### Problem statement
Gather all lines in the entries below that include the word "name".

============================================================

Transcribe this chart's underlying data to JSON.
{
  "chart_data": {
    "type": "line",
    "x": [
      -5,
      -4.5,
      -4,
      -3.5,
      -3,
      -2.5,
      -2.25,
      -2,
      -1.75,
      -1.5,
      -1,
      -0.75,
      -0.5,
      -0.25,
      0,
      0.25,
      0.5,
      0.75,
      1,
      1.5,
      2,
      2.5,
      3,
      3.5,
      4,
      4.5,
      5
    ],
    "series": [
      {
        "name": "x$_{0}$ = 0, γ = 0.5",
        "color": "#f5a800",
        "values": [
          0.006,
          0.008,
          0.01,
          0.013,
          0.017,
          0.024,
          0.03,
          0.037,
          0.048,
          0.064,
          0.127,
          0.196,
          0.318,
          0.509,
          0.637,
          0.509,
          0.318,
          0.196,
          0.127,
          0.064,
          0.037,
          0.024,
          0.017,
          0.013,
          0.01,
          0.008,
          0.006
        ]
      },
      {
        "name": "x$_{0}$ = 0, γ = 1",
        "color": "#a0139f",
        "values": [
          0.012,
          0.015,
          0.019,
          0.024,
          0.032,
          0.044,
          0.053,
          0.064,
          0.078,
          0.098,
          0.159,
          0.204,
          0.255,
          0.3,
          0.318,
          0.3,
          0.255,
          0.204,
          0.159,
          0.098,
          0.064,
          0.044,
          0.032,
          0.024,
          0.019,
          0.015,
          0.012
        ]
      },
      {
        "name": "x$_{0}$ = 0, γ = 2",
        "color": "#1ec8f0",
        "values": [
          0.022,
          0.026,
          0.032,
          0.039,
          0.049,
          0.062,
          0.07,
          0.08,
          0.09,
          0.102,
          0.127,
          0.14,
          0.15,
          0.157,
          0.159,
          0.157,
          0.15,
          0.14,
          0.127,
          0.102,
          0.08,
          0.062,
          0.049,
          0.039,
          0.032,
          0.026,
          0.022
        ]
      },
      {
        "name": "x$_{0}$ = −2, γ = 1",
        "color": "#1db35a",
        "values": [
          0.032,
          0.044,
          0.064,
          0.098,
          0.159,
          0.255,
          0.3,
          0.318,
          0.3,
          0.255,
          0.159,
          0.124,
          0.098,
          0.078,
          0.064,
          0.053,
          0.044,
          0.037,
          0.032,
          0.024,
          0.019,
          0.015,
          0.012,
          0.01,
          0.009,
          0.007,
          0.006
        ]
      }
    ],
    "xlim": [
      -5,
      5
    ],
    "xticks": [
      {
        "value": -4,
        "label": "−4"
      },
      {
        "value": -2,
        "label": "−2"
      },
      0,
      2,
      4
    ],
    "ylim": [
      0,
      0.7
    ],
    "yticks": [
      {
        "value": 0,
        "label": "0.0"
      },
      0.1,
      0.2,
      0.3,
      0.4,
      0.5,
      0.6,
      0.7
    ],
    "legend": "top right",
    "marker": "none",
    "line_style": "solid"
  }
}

============================================================

### Exercise answer
        "name": "x$_{0}$ = 0, γ = 0.5",
        "name": "x$_{0}$ = 0, γ = 1",
        "name": "x$_{0}$ = 0, γ = 2",
        "name": "x$_{0}$ = −2, γ = 1",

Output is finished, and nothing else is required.